### Problem details
Every line that contains the word "this" should be copied out.

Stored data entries
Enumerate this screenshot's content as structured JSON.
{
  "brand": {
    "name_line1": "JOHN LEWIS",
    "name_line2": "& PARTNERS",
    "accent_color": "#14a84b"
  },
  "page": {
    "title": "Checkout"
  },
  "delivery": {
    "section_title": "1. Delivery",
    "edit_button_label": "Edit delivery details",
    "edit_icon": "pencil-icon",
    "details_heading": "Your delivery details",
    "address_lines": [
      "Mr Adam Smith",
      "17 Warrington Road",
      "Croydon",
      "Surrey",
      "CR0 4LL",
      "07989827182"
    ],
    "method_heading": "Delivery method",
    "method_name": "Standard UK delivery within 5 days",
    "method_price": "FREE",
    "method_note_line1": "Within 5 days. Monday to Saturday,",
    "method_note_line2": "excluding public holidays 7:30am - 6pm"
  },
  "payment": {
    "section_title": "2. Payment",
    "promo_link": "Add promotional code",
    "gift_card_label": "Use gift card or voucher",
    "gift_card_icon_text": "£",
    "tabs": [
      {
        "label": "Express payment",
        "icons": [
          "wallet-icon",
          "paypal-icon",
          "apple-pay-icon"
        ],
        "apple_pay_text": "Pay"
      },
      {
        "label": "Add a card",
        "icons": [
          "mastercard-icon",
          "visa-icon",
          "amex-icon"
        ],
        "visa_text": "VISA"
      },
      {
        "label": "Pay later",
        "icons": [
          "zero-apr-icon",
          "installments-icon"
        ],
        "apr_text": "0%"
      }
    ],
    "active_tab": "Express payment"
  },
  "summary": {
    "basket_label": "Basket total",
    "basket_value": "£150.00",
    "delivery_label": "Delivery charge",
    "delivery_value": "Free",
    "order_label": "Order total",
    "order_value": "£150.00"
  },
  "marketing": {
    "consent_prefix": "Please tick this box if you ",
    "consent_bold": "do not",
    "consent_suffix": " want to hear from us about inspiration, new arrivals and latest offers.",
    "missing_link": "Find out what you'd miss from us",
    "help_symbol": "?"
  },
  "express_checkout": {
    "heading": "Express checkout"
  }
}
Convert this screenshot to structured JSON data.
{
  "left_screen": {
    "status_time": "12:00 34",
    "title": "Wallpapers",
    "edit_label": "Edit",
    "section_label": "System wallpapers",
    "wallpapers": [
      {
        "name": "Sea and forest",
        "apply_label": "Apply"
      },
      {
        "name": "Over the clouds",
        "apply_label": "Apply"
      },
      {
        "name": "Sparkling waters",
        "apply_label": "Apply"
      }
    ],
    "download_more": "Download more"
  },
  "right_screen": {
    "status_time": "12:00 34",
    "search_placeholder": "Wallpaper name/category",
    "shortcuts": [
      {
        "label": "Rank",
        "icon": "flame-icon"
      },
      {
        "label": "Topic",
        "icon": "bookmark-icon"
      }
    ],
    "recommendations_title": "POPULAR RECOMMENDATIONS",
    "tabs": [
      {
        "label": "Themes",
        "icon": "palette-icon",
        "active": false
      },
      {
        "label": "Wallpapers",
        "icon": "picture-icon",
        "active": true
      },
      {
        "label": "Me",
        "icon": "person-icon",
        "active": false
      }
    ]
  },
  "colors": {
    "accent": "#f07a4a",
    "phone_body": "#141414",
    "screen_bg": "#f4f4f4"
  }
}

### Full output
Enumerate this screenshot's content as structured JSON.
    "consent_prefix": "Please tick this box if you ",
Convert this screenshot to structured JSON data.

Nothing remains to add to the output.